— Start of Dataset records —

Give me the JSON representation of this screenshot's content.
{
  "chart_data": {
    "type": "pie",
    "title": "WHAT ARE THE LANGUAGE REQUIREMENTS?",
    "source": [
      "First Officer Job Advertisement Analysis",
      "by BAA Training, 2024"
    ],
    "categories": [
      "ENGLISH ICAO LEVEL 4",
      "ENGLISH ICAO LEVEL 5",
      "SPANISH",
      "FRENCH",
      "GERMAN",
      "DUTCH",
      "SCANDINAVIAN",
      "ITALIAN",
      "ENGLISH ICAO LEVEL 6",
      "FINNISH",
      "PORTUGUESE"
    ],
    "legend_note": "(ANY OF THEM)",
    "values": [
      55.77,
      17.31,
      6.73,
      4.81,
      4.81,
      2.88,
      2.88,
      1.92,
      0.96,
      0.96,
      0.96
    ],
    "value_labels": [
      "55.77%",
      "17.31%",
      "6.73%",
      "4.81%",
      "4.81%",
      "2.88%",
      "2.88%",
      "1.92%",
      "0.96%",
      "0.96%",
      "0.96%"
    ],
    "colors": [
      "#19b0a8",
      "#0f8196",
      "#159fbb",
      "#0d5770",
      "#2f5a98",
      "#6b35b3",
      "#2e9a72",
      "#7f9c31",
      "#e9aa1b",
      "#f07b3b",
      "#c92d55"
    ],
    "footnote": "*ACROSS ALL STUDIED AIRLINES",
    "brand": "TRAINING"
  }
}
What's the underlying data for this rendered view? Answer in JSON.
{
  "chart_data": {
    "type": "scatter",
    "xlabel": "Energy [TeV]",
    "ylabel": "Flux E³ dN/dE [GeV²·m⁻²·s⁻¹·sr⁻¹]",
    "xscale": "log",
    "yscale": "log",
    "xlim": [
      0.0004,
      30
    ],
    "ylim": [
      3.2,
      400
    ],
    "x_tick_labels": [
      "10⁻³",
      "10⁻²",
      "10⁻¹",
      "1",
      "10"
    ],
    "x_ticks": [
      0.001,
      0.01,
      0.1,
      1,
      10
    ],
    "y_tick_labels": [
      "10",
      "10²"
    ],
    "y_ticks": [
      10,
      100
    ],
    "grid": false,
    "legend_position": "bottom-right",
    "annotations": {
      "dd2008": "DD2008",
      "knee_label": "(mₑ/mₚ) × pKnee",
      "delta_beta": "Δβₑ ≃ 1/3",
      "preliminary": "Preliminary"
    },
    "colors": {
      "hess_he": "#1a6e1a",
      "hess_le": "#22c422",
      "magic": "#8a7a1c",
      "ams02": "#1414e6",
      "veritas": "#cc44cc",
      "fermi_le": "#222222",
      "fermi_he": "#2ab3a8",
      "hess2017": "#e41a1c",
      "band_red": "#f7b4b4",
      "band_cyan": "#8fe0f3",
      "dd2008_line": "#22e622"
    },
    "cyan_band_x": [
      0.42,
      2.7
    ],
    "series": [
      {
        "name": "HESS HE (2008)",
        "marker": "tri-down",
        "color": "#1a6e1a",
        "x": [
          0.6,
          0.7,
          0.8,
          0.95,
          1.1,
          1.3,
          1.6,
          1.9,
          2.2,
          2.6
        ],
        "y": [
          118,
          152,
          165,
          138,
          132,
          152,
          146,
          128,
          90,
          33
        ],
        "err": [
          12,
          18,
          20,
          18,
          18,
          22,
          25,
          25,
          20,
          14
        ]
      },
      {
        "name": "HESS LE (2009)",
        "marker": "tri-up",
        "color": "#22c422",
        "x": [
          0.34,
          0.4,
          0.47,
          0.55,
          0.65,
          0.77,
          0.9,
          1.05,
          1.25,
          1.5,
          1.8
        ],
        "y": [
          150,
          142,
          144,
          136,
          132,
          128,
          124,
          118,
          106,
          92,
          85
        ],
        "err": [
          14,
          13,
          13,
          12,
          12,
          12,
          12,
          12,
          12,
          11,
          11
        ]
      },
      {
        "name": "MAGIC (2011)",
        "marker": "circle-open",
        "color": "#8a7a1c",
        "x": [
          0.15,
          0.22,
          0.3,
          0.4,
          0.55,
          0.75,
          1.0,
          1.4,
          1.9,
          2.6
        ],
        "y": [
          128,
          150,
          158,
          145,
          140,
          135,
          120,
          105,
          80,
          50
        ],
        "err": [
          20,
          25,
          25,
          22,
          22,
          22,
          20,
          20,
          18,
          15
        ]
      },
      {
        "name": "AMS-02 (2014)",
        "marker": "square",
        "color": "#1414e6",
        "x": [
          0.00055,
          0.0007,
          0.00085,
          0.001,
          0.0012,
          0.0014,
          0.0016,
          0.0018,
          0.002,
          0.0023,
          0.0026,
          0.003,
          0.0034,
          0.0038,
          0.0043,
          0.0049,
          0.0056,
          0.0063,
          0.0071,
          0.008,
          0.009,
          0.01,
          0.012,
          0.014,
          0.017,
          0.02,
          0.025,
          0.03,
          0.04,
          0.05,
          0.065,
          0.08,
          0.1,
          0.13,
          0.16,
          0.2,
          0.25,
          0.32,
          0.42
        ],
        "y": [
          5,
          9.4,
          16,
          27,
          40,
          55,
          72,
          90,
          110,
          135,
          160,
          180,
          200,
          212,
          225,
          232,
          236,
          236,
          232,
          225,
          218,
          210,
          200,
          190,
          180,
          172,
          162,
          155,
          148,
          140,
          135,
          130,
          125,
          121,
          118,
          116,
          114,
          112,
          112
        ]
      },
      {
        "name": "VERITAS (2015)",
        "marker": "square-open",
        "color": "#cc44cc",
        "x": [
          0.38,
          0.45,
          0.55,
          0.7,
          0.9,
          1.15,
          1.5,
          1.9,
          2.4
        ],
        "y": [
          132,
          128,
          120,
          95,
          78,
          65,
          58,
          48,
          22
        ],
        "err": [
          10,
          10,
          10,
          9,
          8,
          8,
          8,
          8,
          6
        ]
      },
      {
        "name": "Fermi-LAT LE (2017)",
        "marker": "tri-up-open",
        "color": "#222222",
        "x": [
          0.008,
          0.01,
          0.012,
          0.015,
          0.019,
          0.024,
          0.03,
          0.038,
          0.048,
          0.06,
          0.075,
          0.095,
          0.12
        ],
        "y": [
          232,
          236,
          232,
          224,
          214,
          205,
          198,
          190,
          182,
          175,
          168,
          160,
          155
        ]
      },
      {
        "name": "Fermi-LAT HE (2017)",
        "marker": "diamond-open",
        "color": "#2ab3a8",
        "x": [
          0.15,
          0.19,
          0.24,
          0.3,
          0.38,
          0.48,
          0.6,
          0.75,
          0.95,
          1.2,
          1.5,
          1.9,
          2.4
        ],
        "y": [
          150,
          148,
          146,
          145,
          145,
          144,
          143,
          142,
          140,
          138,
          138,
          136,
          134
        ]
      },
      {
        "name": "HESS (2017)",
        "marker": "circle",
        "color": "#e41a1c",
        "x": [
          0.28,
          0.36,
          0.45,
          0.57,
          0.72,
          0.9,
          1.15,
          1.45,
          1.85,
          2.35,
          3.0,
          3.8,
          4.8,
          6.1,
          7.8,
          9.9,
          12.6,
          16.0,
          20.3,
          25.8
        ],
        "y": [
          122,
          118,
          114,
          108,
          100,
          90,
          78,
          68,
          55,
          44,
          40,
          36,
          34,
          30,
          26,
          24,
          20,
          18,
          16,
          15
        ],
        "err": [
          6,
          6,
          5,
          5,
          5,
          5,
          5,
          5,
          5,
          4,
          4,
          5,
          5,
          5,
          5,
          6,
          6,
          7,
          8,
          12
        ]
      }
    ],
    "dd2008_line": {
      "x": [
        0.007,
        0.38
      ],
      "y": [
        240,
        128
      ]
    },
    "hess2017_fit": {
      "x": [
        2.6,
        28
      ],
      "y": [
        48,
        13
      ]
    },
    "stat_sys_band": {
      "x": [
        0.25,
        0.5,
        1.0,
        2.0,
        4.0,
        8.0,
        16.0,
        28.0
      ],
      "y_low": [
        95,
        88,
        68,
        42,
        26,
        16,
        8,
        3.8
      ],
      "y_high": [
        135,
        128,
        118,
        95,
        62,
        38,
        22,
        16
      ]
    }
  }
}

— End of Dataset records —

Single out each line of the records above with the string "this" in it, and copy it.

Result:
Give me the JSON representation of this screenshot's content.
What's the underlying data for this rendered view? Answer in JSON.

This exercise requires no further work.